SHORT EXERCISE>
Write the entries out again exactly as they stand, but without the pictures.

Collected data entries>
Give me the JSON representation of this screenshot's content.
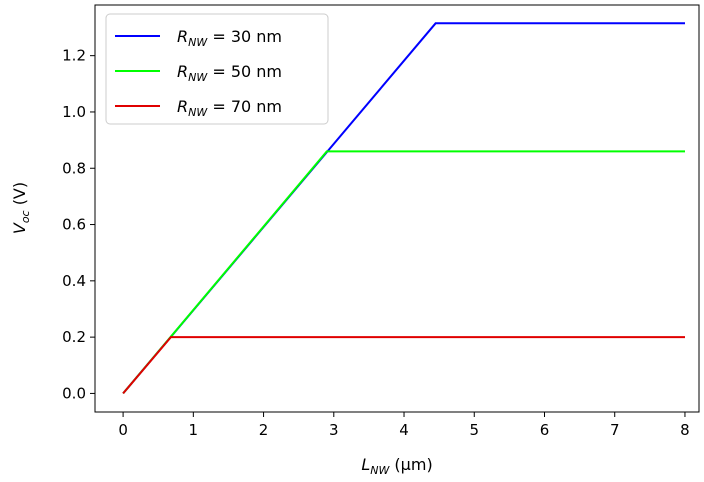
{
  "chart_data": {
    "type": "line",
    "xlabel_main": "L",
    "xlabel_sub": "NW",
    "xlabel_unit": " (μm)",
    "ylabel_main": "V",
    "ylabel_sub": "oc",
    "ylabel_unit": " (V)",
    "xlim": [
      -0.4,
      8.2
    ],
    "ylim": [
      -0.066,
      1.38
    ],
    "xticks": [
      0,
      1,
      2,
      3,
      4,
      5,
      6,
      7,
      8
    ],
    "yticks": [
      0.0,
      0.2,
      0.4,
      0.6,
      0.8,
      1.0,
      1.2
    ],
    "xtick_labels": [
      "0",
      "1",
      "2",
      "3",
      "4",
      "5",
      "6",
      "7",
      "8"
    ],
    "ytick_labels": [
      "0.0",
      "0.2",
      "0.4",
      "0.6",
      "0.8",
      "1.0",
      "1.2"
    ],
    "legend_position": "top-left",
    "series": [
      {
        "label_main": "R",
        "label_sub": "NW",
        "label_value": " = 30 nm",
        "color": "#0000ff",
        "x": [
          0,
          4.45,
          8
        ],
        "y": [
          0,
          1.315,
          1.315
        ]
      },
      {
        "label_main": "R",
        "label_sub": "NW",
        "label_value": " = 50 nm",
        "color": "#00ff00",
        "x": [
          0,
          2.9,
          8
        ],
        "y": [
          0,
          0.86,
          0.86
        ]
      },
      {
        "label_main": "R",
        "label_sub": "NW",
        "label_value": " = 70 nm",
        "color": "#e00000",
        "x": [
          0,
          0.68,
          8
        ],
        "y": [
          0,
          0.2,
          0.2
        ]
      }
    ]
  }
}
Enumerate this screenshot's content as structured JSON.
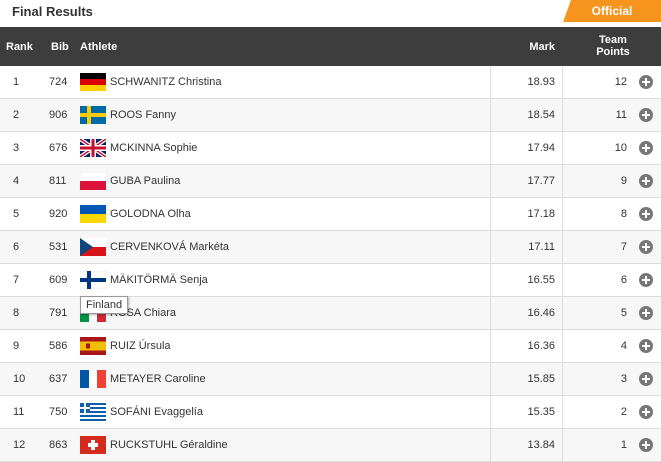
{
  "header": {
    "title": "Final Results",
    "status": "Official"
  },
  "table": {
    "columns": [
      "Rank",
      "Bib",
      "Athlete",
      "Mark",
      "Team Points"
    ],
    "rows": [
      [
        "1",
        "724",
        "SCHWANITZ Christina",
        "18.93",
        "12"
      ],
      [
        "2",
        "906",
        "ROOS Fanny",
        "18.54",
        "11"
      ],
      [
        "3",
        "676",
        "MCKINNA Sophie",
        "17.94",
        "10"
      ],
      [
        "4",
        "811",
        "GUBA Paulina",
        "17.77",
        "9"
      ],
      [
        "5",
        "920",
        "GOLODNA Olha",
        "17.18",
        "8"
      ],
      [
        "6",
        "531",
        "CERVENKOVÁ Markéta",
        "17.11",
        "7"
      ],
      [
        "7",
        "609",
        "MÄKITÖRMÄ Senja",
        "16.55",
        "6"
      ],
      [
        "8",
        "791",
        "ROSA Chiara",
        "16.46",
        "5"
      ],
      [
        "9",
        "586",
        "RUIZ Úrsula",
        "16.36",
        "4"
      ],
      [
        "10",
        "637",
        "METAYER Caroline",
        "15.85",
        "3"
      ],
      [
        "11",
        "750",
        "SOFÁNI Evaggelía",
        "15.35",
        "2"
      ],
      [
        "12",
        "863",
        "RUCKSTUHL Géraldine",
        "13.84",
        "1"
      ]
    ]
  },
  "tooltip": "Finland"
}
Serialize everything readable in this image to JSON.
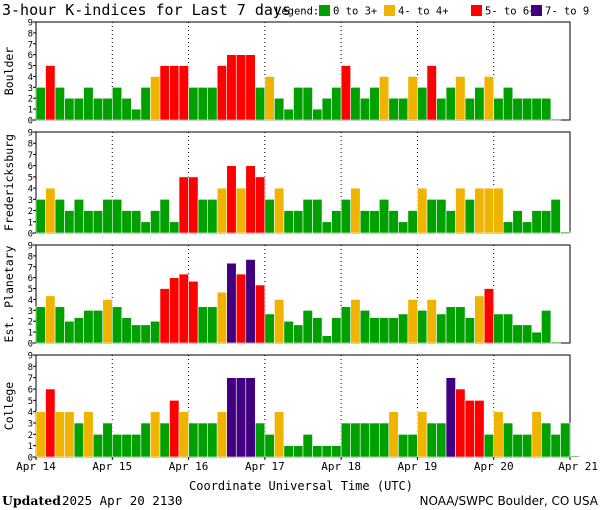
{
  "header": {
    "title": "3-hour K-indices for Last 7 days",
    "legend_label": "Legend:",
    "legend": [
      {
        "label": "0 to 3+",
        "color": "#00a000"
      },
      {
        "label": "4- to 4+",
        "color": "#f0b400"
      },
      {
        "label": "5- to 6+",
        "color": "#ff0000"
      },
      {
        "label": "7- to 9",
        "color": "#400080"
      }
    ]
  },
  "footer": {
    "updated_label": "Updated",
    "updated_value": "2025 Apr 20 2130",
    "credit": "NOAA/SWPC Boulder, CO USA"
  },
  "chart_data": {
    "type": "bar",
    "xlabel": "Coordinate Universal Time (UTC)",
    "x_tick_labels": [
      "Apr 14",
      "Apr 15",
      "Apr 16",
      "Apr 17",
      "Apr 18",
      "Apr 19",
      "Apr 20",
      "Apr 21"
    ],
    "ylim": [
      0,
      9
    ],
    "y_ticks": [
      0,
      1,
      2,
      3,
      4,
      5,
      6,
      7,
      8,
      9
    ],
    "bars_per_day": 8,
    "panels": [
      {
        "name": "Boulder",
        "values": [
          3,
          5,
          3,
          2,
          2,
          3,
          2,
          2,
          3,
          2,
          1,
          3,
          4,
          5,
          5,
          5,
          3,
          3,
          3,
          5,
          6,
          6,
          6,
          3,
          4,
          2,
          1,
          3,
          3,
          1,
          2,
          3,
          5,
          3,
          2,
          3,
          4,
          2,
          2,
          4,
          3,
          5,
          2,
          3,
          4,
          2,
          3,
          4,
          2,
          3,
          2,
          2,
          2,
          2,
          0.1
        ]
      },
      {
        "name": "Fredericksburg",
        "values": [
          3,
          4,
          3,
          2,
          3,
          2,
          2,
          3,
          3,
          2,
          2,
          1,
          2,
          3,
          1,
          5,
          5,
          3,
          3,
          4,
          6,
          4,
          6,
          5,
          3,
          4,
          2,
          2,
          3,
          3,
          1,
          2,
          3,
          4,
          2,
          2,
          3,
          2,
          1,
          2,
          4,
          3,
          3,
          2,
          4,
          3,
          4,
          4,
          4,
          1,
          2,
          1,
          2,
          2,
          3,
          0.1
        ]
      },
      {
        "name": "Est. Planetary",
        "values": [
          3.33,
          4.33,
          3.33,
          2,
          2.33,
          3,
          3,
          4,
          3.33,
          2.33,
          1.67,
          1.67,
          2,
          5,
          6,
          6.33,
          5.67,
          3.33,
          3.33,
          4.67,
          7.33,
          6.33,
          7.67,
          5.33,
          2.67,
          4,
          2,
          1.67,
          3,
          2.33,
          0.67,
          2.33,
          3.33,
          4,
          3,
          2.33,
          2.33,
          2.33,
          2.67,
          4,
          3,
          4,
          2.67,
          3.33,
          3.33,
          2.33,
          4.33,
          5,
          2.67,
          2.67,
          1.67,
          1.67,
          1,
          3,
          0.1
        ]
      },
      {
        "name": "College",
        "values": [
          4,
          6,
          4,
          4,
          3,
          4,
          2,
          3,
          2,
          2,
          2,
          3,
          4,
          3,
          5,
          4,
          3,
          3,
          3,
          4,
          7,
          7,
          7,
          3,
          2,
          4,
          1,
          1,
          2,
          1,
          1,
          1,
          3,
          3,
          3,
          3,
          3,
          4,
          2,
          2,
          4,
          3,
          3,
          7,
          6,
          5,
          5,
          2,
          4,
          3,
          2,
          2,
          4,
          3,
          2,
          3,
          0.1
        ]
      }
    ]
  }
}
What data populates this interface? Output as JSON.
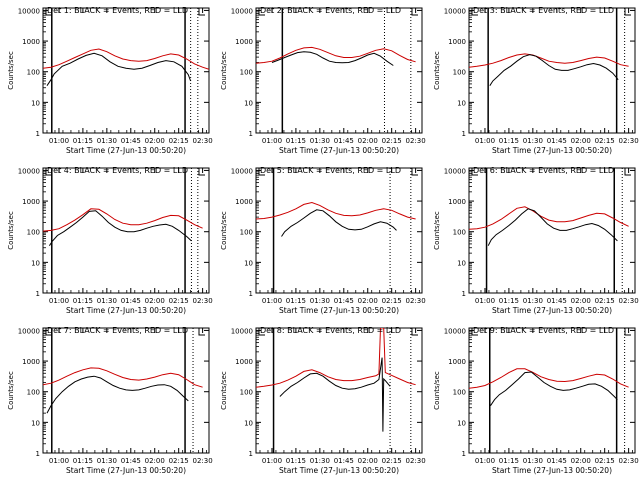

TASK RESULT>
Give me the JSON representation of this screenshot's content.
{
  "chart_data": {
    "type": "line",
    "xlabel_main": "L",
    "xlabel_sub": "NW",
    "xlabel_unit": " (μm)",
    "ylabel_main": "V",
    "ylabel_sub": "oc",
    "ylabel_unit": " (V)",
    "xlim": [
      -0.4,
      8.2
    ],
    "ylim": [
      -0.066,
      1.38
    ],
    "xticks": [
      0,
      1,
      2,
      3,
      4,
      5,
      6,
      7,
      8
    ],
    "yticks": [
      0.0,
      0.2,
      0.4,
      0.6,
      0.8,
      1.0,
      1.2
    ],
    "xtick_labels": [
      "0",
      "1",
      "2",
      "3",
      "4",
      "5",
      "6",
      "7",
      "8"
    ],
    "ytick_labels": [
      "0.0",
      "0.2",
      "0.4",
      "0.6",
      "0.8",
      "1.0",
      "1.2"
    ],
    "legend_position": "top-left",
    "series": [
      {
        "label_main": "R",
        "label_sub": "NW",
        "label_value": " = 30 nm",
        "color": "#0000ff",
        "x": [
          0,
          4.45,
          8
        ],
        "y": [
          0,
          1.315,
          1.315
        ]
      },
      {
        "label_main": "R",
        "label_sub": "NW",
        "label_value": " = 50 nm",
        "color": "#00ff00",
        "x": [
          0,
          2.9,
          8
        ],
        "y": [
          0,
          0.86,
          0.86
        ]
      },
      {
        "label_main": "R",
        "label_sub": "NW",
        "label_value": " = 70 nm",
        "color": "#e00000",
        "x": [
          0,
          0.68,
          8
        ],
        "y": [
          0,
          0.2,
          0.2
        ]
      }
    ]
  }
}
Enumerate this screenshot's content as structured JSON.
{
  "header": {
    "title": "Final Results",
    "status": "Official"
  },
  "table": {
    "columns": [
      "Rank",
      "Bib",
      "Athlete",
      "Mark",
      "Team Points"
    ],
    "rows": [
      [
        "1",
        "724",
        "SCHWANITZ Christina",
        "18.93",
        "12"
      ],
      [
        "2",
        "906",
        "ROOS Fanny",
        "18.54",
        "11"
      ],
      [
        "3",
        "676",
        "MCKINNA Sophie",
        "17.94",
        "10"
      ],
      [
        "4",
        "811",
        "GUBA Paulina",
        "17.77",
        "9"
      ],
      [
        "5",
        "920",
        "GOLODNA Olha",
        "17.18",
        "8"
      ],
      [
        "6",
        "531",
        "CERVENKOVÁ Markéta",
        "17.11",
        "7"
      ],
      [
        "7",
        "609",
        "MÄKITÖRMÄ Senja",
        "16.55",
        "6"
      ],
      [
        "8",
        "791",
        "ROSA Chiara",
        "16.46",
        "5"
      ],
      [
        "9",
        "586",
        "RUIZ Úrsula",
        "16.36",
        "4"
      ],
      [
        "10",
        "637",
        "METAYER Caroline",
        "15.85",
        "3"
      ],
      [
        "11",
        "750",
        "SOFÁNI Evaggelía",
        "15.35",
        "2"
      ],
      [
        "12",
        "863",
        "RUCKSTUHL Géraldine",
        "13.84",
        "1"
      ]
    ]
  },
  "tooltip": "Finland"
}
Serialize everything readable in this image to JSON.
{
  "header": {
    "title": "3-hour K-indices for Last 7 days",
    "legend_label": "Legend:",
    "legend": [
      {
        "label": "0 to 3+",
        "color": "#00a000"
      },
      {
        "label": "4- to 4+",
        "color": "#f0b400"
      },
      {
        "label": "5- to 6+",
        "color": "#ff0000"
      },
      {
        "label": "7- to 9",
        "color": "#400080"
      }
    ]
  },
  "footer": {
    "updated_label": "Updated",
    "updated_value": "2025 Apr 20 2130",
    "credit": "NOAA/SWPC Boulder, CO USA"
  },
  "chart_data": {
    "type": "bar",
    "xlabel": "Coordinate Universal Time (UTC)",
    "x_tick_labels": [
      "Apr 14",
      "Apr 15",
      "Apr 16",
      "Apr 17",
      "Apr 18",
      "Apr 19",
      "Apr 20",
      "Apr 21"
    ],
    "ylim": [
      0,
      9
    ],
    "y_ticks": [
      0,
      1,
      2,
      3,
      4,
      5,
      6,
      7,
      8,
      9
    ],
    "bars_per_day": 8,
    "panels": [
      {
        "name": "Boulder",
        "values": [
          3,
          5,
          3,
          2,
          2,
          3,
          2,
          2,
          3,
          2,
          1,
          3,
          4,
          5,
          5,
          5,
          3,
          3,
          3,
          5,
          6,
          6,
          6,
          3,
          4,
          2,
          1,
          3,
          3,
          1,
          2,
          3,
          5,
          3,
          2,
          3,
          4,
          2,
          2,
          4,
          3,
          5,
          2,
          3,
          4,
          2,
          3,
          4,
          2,
          3,
          2,
          2,
          2,
          2,
          0.1
        ]
      },
      {
        "name": "Fredericksburg",
        "values": [
          3,
          4,
          3,
          2,
          3,
          2,
          2,
          3,
          3,
          2,
          2,
          1,
          2,
          3,
          1,
          5,
          5,
          3,
          3,
          4,
          6,
          4,
          6,
          5,
          3,
          4,
          2,
          2,
          3,
          3,
          1,
          2,
          3,
          4,
          2,
          2,
          3,
          2,
          1,
          2,
          4,
          3,
          3,
          2,
          4,
          3,
          4,
          4,
          4,
          1,
          2,
          1,
          2,
          2,
          3,
          0.1
        ]
      },
      {
        "name": "Est. Planetary",
        "values": [
          3.33,
          4.33,
          3.33,
          2,
          2.33,
          3,
          3,
          4,
          3.33,
          2.33,
          1.67,
          1.67,
          2,
          5,
          6,
          6.33,
          5.67,
          3.33,
          3.33,
          4.67,
          7.33,
          6.33,
          7.67,
          5.33,
          2.67,
          4,
          2,
          1.67,
          3,
          2.33,
          0.67,
          2.33,
          3.33,
          4,
          3,
          2.33,
          2.33,
          2.33,
          2.67,
          4,
          3,
          4,
          2.67,
          3.33,
          3.33,
          2.33,
          4.33,
          5,
          2.67,
          2.67,
          1.67,
          1.67,
          1,
          3,
          0.1
        ]
      },
      {
        "name": "College",
        "values": [
          4,
          6,
          4,
          4,
          3,
          4,
          2,
          3,
          2,
          2,
          2,
          3,
          4,
          3,
          5,
          4,
          3,
          3,
          3,
          4,
          7,
          7,
          7,
          3,
          2,
          4,
          1,
          1,
          2,
          1,
          1,
          1,
          3,
          3,
          3,
          3,
          3,
          4,
          2,
          2,
          4,
          3,
          3,
          7,
          6,
          5,
          5,
          2,
          4,
          3,
          2,
          2,
          4,
          3,
          2,
          3,
          0.1
        ]
      }
    ]
  }
}
What data populates this interface? Output as JSON.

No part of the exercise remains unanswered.